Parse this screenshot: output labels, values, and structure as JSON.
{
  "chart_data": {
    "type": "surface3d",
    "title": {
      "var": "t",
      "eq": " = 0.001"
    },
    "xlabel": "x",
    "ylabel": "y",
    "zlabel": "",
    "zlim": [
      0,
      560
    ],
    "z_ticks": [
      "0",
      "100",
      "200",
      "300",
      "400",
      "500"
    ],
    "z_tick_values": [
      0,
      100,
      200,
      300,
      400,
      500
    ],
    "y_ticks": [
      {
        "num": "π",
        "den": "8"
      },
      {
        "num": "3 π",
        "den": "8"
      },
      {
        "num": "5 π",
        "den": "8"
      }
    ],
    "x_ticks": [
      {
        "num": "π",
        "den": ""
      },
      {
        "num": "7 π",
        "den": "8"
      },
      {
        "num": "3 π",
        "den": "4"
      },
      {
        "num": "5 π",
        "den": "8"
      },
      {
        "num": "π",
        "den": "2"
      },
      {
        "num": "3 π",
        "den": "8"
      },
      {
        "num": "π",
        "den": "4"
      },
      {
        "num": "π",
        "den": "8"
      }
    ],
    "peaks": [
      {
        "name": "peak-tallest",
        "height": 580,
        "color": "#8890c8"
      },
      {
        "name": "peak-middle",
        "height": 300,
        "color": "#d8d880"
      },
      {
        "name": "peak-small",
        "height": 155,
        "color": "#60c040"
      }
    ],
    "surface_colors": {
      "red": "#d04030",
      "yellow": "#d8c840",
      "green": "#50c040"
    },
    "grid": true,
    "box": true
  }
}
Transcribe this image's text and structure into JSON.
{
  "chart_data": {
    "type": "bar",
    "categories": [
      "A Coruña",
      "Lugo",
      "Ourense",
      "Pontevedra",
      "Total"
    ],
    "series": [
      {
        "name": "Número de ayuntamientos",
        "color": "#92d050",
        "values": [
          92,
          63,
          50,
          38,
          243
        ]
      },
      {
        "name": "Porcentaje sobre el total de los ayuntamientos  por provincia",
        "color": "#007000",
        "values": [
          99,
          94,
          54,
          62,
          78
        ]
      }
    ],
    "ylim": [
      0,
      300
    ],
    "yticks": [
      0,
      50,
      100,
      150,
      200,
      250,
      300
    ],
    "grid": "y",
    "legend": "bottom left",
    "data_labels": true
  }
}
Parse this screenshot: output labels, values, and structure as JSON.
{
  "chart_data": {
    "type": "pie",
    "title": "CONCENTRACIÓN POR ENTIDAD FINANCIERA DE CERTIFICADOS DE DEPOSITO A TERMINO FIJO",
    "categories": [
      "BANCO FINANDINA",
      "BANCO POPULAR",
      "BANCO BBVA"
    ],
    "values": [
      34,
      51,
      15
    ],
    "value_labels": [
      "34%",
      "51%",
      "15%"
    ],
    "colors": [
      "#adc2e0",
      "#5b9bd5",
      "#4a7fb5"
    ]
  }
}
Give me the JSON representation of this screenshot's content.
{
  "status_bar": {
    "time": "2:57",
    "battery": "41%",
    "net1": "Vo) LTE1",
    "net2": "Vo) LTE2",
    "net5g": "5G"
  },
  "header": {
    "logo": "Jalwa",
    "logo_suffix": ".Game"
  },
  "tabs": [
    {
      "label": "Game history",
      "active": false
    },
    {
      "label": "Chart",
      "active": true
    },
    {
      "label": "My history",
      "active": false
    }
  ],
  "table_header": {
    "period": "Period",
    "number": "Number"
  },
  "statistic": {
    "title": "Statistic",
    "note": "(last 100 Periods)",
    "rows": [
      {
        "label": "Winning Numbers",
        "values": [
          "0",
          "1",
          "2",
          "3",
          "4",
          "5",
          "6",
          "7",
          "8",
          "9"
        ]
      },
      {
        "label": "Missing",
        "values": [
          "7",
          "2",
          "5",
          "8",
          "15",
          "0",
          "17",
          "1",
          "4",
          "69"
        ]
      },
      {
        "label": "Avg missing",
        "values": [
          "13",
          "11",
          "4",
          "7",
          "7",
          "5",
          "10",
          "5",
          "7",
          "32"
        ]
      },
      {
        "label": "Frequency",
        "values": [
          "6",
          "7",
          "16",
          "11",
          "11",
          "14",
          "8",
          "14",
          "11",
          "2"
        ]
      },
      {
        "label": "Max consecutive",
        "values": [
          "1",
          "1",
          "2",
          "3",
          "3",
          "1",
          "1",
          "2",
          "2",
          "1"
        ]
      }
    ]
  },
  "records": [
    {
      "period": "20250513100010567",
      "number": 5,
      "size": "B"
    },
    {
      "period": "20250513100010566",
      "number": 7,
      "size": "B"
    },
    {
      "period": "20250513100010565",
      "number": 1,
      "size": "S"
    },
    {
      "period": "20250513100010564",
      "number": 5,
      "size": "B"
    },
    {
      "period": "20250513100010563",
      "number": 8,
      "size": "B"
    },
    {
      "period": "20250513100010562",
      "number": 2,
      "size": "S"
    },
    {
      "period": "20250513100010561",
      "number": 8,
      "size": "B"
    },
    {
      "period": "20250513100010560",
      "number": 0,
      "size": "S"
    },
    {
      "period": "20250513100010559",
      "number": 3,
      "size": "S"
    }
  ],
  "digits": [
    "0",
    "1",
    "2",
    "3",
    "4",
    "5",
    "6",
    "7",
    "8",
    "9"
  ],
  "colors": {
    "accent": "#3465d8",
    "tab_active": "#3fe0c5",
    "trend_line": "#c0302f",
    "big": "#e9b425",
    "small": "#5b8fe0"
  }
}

#####

**Given problem**
Show all lines from the listing above in which "true" appears.

**Expected output**
    "grid": true,
    "box": true
    "data_labels": true
      "active": true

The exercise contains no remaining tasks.